STORED RECORDS:
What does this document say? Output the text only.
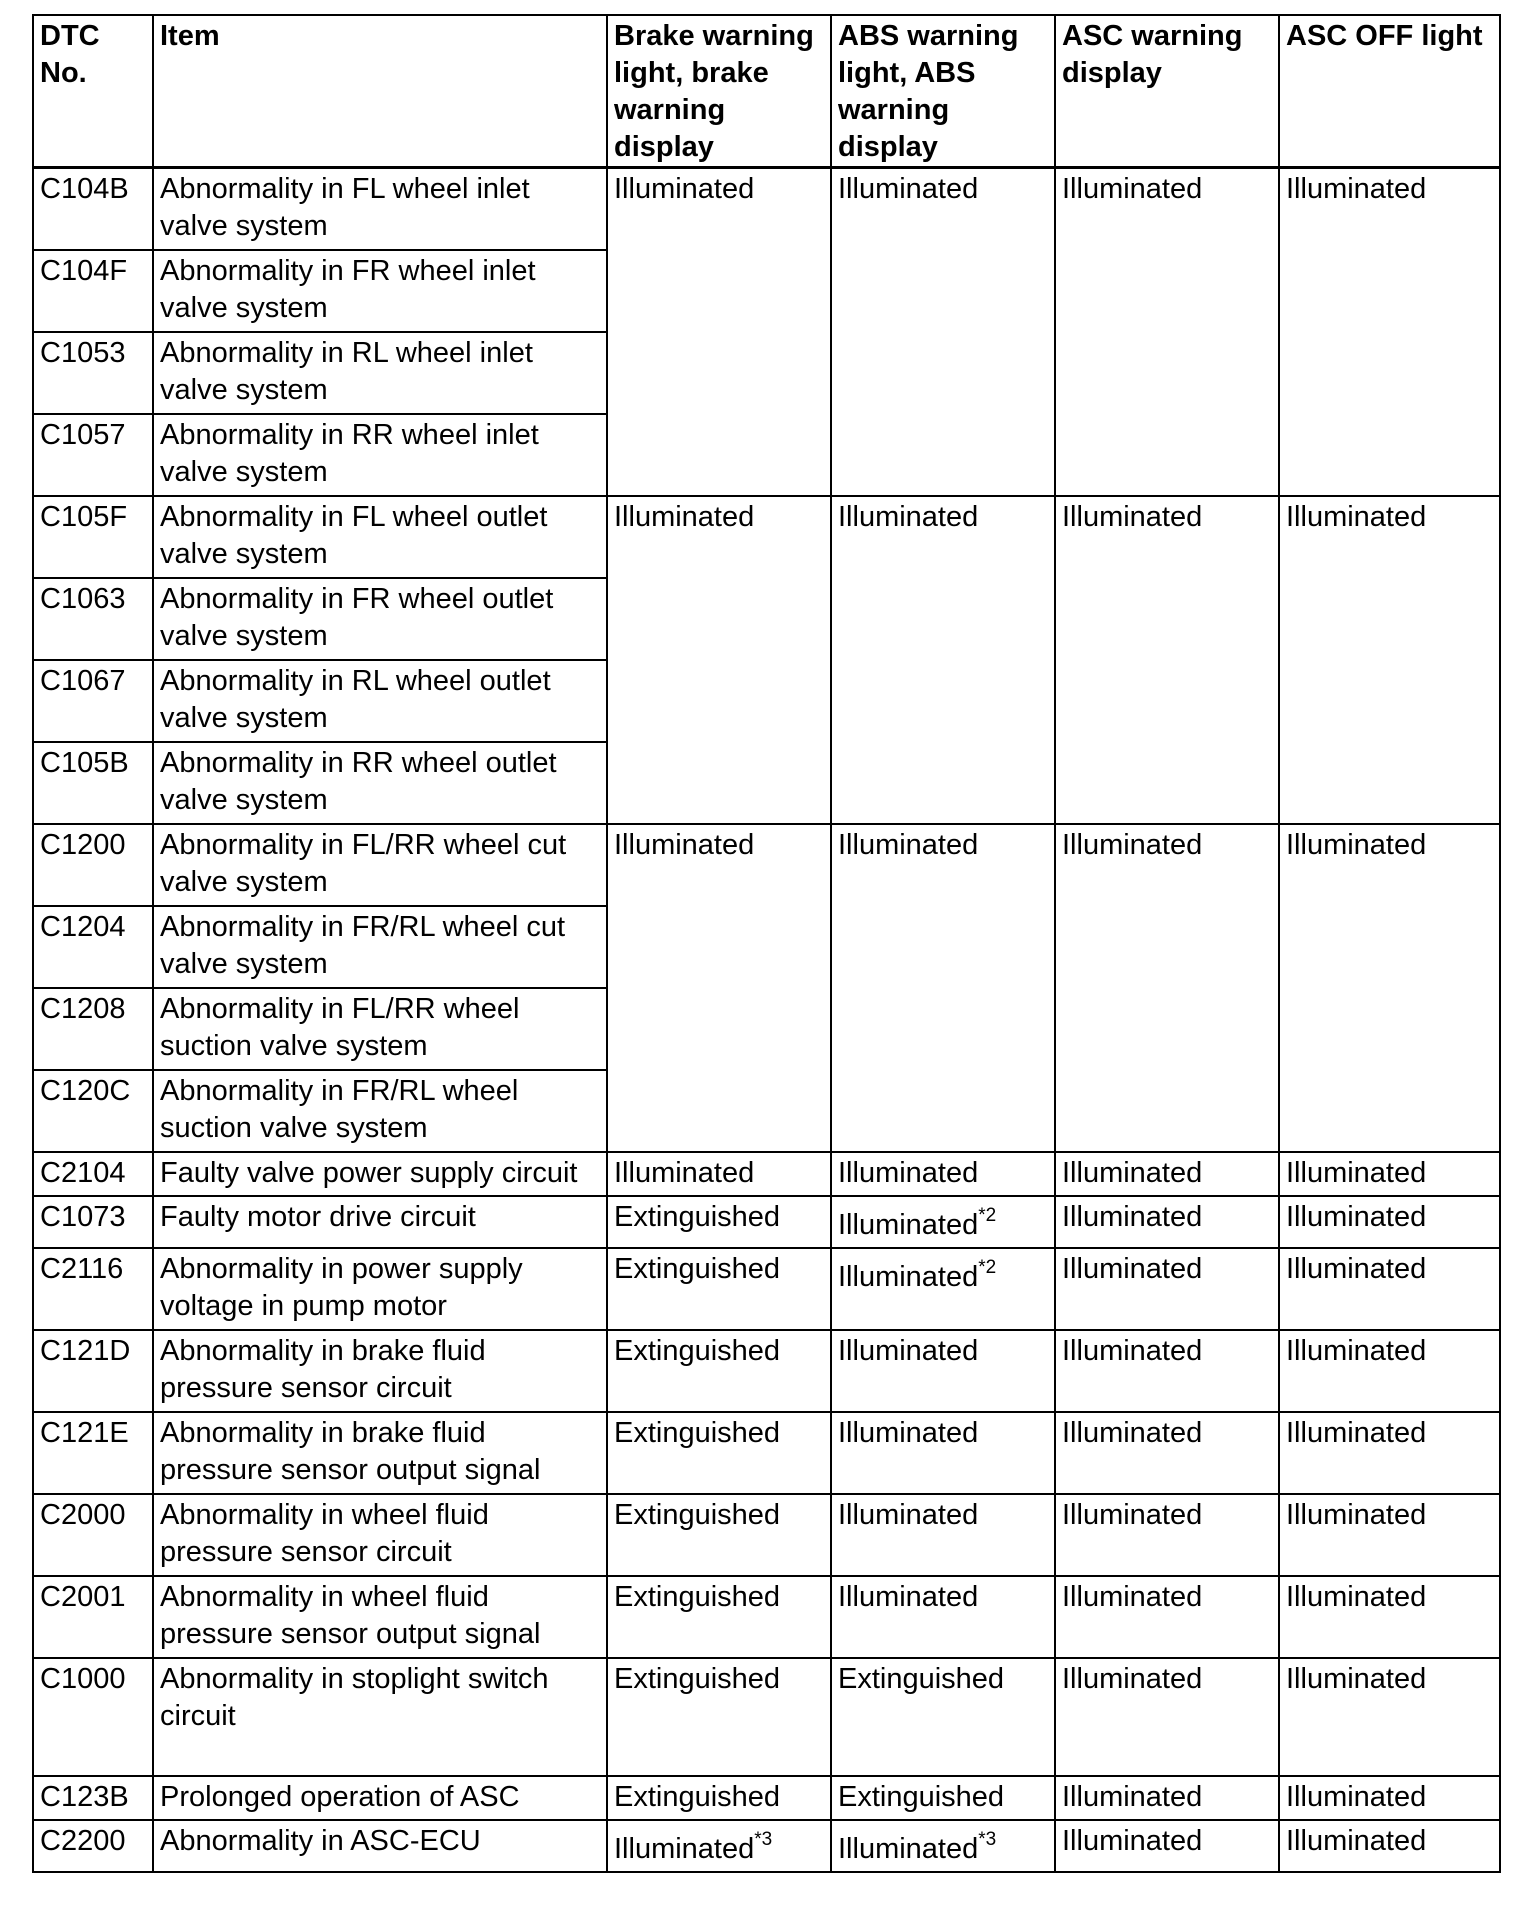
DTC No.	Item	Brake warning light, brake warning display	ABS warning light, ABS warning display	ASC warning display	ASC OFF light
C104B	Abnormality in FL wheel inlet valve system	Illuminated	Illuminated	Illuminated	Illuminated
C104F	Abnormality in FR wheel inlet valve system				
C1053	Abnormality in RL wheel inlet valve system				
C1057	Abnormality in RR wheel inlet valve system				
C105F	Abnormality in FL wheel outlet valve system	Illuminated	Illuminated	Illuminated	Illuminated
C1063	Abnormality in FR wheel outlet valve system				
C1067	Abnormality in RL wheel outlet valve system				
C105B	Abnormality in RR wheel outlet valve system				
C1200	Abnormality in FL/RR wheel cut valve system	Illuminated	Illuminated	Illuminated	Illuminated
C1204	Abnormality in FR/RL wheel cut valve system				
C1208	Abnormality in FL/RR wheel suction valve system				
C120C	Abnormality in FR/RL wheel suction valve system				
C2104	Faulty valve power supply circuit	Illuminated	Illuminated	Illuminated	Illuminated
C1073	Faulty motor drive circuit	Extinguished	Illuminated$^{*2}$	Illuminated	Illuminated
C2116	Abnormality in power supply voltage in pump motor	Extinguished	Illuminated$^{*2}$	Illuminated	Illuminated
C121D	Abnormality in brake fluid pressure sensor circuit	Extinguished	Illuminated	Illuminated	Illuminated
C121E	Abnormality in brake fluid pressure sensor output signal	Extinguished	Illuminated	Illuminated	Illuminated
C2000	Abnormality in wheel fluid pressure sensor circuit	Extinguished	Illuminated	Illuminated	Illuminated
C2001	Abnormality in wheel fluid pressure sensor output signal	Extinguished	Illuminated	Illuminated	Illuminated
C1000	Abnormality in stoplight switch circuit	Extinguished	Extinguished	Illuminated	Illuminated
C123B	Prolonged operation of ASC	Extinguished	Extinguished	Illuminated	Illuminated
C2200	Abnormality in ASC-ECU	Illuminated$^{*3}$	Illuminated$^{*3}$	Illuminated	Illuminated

GOAL OF THE EXERCISE:
Look through the entries above for the word "brake". Copy every line where it shows up.

OUTPUT OF THE TASK:
DTC No.	Item	Brake warning light, brake warning display	ABS warning light, ABS warning display	ASC warning display	ASC OFF light
C121D	Abnormality in brake fluid pressure sensor circuit	Extinguished	Illuminated	Illuminated	Illuminated
C121E	Abnormality in brake fluid pressure sensor output signal	Extinguished	Illuminated	Illuminated	Illuminated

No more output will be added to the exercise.